__The exercise__. Look below and pull out each line with the word "트렌스남성".

--- begin Input data ---

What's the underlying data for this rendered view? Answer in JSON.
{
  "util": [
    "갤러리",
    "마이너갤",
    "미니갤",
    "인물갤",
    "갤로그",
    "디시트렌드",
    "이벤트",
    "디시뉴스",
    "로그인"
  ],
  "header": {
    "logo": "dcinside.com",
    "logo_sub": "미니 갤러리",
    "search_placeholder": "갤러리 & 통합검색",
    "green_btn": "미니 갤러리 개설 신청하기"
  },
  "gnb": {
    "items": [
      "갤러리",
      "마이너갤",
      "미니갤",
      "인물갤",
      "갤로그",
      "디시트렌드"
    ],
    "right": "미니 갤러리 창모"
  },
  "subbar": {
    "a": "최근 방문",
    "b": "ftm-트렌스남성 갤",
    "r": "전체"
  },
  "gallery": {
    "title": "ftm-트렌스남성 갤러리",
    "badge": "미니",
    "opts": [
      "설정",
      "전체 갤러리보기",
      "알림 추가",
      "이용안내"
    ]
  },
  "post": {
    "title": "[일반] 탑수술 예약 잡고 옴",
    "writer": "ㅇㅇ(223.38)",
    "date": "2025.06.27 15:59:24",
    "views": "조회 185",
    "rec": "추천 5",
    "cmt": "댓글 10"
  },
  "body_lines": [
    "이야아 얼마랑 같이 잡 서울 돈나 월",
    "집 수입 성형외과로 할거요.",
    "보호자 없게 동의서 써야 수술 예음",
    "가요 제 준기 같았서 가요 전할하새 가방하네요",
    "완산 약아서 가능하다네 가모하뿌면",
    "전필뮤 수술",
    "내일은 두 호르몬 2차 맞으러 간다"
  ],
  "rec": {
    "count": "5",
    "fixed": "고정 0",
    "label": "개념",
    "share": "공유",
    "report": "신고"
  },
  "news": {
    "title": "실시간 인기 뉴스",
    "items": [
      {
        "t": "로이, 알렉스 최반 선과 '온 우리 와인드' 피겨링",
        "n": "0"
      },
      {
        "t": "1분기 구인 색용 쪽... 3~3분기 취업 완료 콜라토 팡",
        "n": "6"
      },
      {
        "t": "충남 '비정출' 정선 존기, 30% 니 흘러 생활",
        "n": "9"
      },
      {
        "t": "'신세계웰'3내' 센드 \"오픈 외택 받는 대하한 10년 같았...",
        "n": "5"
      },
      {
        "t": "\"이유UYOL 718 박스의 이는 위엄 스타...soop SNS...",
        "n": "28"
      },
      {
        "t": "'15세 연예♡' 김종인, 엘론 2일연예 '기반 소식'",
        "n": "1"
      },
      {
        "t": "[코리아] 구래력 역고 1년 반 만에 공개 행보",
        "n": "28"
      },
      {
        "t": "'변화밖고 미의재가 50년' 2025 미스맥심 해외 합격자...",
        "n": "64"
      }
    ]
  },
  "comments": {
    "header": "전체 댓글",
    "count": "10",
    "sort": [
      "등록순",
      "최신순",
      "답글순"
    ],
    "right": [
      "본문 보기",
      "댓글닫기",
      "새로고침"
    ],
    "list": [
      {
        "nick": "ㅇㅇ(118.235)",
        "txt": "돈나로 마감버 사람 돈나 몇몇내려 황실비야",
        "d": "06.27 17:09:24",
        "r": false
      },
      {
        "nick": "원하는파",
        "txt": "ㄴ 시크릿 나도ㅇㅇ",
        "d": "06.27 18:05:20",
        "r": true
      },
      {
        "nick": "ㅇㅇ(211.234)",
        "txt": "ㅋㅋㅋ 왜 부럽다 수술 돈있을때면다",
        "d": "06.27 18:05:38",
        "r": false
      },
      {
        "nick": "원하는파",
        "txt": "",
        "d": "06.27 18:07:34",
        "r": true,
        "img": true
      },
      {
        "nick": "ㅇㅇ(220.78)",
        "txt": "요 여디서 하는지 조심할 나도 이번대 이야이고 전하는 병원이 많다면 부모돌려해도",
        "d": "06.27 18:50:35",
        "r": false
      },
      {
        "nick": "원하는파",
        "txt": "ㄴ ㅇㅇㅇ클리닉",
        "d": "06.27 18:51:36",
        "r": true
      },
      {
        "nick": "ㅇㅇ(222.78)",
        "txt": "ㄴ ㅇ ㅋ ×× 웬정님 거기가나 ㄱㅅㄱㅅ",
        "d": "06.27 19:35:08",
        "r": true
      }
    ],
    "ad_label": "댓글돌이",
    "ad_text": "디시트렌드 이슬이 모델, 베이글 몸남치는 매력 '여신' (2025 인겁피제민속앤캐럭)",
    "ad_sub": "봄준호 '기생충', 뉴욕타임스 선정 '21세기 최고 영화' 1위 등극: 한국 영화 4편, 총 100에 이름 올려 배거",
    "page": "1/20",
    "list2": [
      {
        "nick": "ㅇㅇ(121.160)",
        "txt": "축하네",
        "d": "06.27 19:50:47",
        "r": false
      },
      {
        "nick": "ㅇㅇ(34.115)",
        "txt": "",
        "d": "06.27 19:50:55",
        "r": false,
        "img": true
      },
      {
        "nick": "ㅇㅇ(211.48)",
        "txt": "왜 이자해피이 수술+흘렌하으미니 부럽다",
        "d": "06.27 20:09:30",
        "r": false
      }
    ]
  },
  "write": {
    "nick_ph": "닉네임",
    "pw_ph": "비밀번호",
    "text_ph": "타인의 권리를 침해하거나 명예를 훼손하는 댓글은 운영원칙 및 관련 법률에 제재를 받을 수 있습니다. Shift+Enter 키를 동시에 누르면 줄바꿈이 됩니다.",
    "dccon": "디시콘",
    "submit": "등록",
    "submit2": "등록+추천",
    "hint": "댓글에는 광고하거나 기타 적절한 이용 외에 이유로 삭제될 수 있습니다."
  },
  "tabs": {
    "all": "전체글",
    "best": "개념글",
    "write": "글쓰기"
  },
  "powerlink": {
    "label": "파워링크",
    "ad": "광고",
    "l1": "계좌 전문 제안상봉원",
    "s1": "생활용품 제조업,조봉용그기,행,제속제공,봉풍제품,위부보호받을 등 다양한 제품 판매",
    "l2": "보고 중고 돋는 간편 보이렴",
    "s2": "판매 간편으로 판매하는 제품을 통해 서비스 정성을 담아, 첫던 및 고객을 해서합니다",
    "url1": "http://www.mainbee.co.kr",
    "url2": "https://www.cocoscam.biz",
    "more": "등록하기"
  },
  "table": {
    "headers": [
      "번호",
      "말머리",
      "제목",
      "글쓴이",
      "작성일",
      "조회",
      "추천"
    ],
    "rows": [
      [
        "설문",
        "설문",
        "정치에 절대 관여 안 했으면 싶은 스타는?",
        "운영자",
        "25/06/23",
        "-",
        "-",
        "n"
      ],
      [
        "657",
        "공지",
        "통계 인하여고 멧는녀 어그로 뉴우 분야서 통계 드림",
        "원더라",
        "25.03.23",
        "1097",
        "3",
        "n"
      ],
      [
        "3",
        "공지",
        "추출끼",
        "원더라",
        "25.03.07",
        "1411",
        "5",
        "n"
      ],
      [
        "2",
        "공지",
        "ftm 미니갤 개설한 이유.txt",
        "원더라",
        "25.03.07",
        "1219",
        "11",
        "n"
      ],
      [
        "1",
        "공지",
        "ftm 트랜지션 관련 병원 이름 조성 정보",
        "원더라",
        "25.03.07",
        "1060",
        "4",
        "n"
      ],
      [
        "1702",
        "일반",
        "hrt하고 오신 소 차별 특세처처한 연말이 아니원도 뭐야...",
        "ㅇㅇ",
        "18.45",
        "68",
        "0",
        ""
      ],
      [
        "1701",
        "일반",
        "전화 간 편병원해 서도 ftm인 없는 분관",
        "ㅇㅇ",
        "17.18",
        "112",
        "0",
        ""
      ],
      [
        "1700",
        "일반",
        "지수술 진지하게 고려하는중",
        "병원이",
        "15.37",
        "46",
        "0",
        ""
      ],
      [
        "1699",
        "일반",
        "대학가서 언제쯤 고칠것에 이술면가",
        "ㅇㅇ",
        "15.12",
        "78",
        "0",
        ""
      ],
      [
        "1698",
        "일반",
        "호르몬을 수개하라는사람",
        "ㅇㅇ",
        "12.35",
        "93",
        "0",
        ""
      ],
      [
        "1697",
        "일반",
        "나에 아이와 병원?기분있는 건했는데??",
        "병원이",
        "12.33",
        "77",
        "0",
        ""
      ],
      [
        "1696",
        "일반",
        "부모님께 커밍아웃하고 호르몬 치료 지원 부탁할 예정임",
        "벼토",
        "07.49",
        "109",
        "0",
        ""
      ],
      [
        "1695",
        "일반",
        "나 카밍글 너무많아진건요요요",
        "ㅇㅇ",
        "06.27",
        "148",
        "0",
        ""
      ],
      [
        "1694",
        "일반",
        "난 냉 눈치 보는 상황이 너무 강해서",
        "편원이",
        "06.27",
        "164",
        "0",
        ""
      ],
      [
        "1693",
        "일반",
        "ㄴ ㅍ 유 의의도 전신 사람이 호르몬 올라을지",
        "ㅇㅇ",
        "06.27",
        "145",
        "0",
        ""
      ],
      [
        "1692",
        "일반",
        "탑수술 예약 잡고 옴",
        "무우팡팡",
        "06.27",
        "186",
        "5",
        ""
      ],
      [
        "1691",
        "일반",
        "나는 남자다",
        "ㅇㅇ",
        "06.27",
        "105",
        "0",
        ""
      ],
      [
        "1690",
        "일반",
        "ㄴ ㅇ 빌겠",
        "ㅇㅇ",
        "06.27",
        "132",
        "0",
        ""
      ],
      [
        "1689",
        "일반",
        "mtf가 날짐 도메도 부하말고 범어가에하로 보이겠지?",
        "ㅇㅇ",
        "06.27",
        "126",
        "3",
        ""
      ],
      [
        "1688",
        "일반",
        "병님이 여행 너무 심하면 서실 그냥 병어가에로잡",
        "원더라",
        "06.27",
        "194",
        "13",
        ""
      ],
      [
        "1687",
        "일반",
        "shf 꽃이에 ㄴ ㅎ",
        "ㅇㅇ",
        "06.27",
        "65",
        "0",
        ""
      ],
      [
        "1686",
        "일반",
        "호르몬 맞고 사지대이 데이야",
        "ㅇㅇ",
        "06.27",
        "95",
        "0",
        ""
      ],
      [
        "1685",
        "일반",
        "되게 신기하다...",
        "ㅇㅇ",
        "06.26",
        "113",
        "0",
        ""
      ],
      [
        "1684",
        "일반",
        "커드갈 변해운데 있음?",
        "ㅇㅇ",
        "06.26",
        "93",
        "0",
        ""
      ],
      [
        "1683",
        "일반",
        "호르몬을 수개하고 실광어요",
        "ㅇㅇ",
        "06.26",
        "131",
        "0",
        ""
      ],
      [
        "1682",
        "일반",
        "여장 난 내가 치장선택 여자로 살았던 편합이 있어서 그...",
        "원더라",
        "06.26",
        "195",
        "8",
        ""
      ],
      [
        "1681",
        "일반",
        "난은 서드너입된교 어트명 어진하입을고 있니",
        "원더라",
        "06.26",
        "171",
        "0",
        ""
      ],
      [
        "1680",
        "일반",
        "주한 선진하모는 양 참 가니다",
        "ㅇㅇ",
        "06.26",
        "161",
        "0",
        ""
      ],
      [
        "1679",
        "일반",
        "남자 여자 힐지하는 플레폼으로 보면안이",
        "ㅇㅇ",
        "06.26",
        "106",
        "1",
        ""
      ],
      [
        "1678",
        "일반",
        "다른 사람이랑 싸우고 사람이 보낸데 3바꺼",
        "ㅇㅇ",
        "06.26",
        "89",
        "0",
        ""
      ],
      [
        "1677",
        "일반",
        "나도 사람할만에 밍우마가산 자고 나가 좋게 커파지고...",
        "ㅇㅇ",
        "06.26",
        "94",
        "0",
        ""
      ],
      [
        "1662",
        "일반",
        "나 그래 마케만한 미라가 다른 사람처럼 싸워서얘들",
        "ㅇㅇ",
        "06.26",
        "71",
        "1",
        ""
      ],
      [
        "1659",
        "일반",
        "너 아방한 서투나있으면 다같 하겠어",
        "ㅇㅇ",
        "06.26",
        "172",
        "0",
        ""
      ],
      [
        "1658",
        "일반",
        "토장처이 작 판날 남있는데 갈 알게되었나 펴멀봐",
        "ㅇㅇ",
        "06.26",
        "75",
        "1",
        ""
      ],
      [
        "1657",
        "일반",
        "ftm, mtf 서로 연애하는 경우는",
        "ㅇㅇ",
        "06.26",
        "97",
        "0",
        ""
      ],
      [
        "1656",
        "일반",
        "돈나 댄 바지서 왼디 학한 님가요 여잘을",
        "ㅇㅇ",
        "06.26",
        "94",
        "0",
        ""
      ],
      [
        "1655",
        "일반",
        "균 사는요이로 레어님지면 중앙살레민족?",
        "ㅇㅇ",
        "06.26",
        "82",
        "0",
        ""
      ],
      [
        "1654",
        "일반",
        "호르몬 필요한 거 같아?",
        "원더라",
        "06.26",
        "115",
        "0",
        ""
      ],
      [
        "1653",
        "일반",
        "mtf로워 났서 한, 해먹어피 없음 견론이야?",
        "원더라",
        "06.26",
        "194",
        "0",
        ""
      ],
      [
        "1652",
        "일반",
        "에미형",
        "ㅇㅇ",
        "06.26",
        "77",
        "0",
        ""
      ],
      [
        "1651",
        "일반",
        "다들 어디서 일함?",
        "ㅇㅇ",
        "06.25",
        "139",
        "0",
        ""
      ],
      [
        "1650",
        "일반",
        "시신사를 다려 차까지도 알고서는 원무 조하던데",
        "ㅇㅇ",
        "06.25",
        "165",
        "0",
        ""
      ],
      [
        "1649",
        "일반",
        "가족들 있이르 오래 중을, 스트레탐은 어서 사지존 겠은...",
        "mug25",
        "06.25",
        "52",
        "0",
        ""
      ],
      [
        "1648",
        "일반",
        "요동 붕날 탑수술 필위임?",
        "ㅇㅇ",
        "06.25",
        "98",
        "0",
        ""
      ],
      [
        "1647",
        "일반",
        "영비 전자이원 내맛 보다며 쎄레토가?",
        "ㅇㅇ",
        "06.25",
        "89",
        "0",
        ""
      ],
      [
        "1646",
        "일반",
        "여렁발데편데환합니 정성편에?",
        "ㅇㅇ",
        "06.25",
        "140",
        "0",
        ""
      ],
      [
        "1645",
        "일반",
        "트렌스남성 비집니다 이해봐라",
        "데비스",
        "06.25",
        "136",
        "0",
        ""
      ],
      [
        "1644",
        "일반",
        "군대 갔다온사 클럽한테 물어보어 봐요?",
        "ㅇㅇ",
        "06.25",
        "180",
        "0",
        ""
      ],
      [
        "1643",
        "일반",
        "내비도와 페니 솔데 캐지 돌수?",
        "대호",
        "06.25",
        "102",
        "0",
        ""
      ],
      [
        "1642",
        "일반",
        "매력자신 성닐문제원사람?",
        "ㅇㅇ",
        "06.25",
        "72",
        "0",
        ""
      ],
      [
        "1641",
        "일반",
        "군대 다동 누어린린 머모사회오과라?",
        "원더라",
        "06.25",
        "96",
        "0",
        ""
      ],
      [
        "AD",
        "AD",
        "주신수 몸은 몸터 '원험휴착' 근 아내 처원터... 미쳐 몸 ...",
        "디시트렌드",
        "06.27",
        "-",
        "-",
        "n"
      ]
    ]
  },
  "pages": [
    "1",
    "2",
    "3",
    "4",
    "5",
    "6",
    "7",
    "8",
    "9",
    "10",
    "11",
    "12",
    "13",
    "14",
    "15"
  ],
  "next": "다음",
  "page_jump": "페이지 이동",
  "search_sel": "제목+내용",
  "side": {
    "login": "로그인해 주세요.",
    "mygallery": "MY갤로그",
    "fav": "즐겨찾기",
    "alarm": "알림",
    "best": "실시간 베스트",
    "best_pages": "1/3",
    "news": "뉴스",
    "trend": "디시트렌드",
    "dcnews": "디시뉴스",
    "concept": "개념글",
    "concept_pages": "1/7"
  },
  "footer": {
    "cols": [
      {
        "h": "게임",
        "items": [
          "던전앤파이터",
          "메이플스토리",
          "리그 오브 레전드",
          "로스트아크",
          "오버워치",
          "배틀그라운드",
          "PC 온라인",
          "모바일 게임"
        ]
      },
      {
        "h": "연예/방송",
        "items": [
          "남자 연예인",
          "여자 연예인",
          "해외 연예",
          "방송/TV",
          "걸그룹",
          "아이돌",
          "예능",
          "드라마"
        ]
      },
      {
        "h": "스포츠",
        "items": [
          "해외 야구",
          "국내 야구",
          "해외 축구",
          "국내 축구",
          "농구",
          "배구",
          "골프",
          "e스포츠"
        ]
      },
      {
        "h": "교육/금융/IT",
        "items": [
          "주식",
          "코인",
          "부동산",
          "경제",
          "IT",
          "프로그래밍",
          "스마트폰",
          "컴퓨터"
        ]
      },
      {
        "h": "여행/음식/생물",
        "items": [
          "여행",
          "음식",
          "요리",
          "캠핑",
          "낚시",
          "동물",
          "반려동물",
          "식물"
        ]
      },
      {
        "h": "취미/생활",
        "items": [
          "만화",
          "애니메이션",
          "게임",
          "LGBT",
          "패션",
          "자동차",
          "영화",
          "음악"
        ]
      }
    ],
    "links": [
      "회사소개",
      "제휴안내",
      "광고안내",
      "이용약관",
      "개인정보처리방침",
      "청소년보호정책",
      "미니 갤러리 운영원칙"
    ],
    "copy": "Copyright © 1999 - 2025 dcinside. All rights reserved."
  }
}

--- end Input data ---

__Result for this exercise__.
    "b": "ftm-트렌스남성 갤",
    "title": "ftm-트렌스남성 갤러리",
        "트렌스남성 비집니다 이해봐라",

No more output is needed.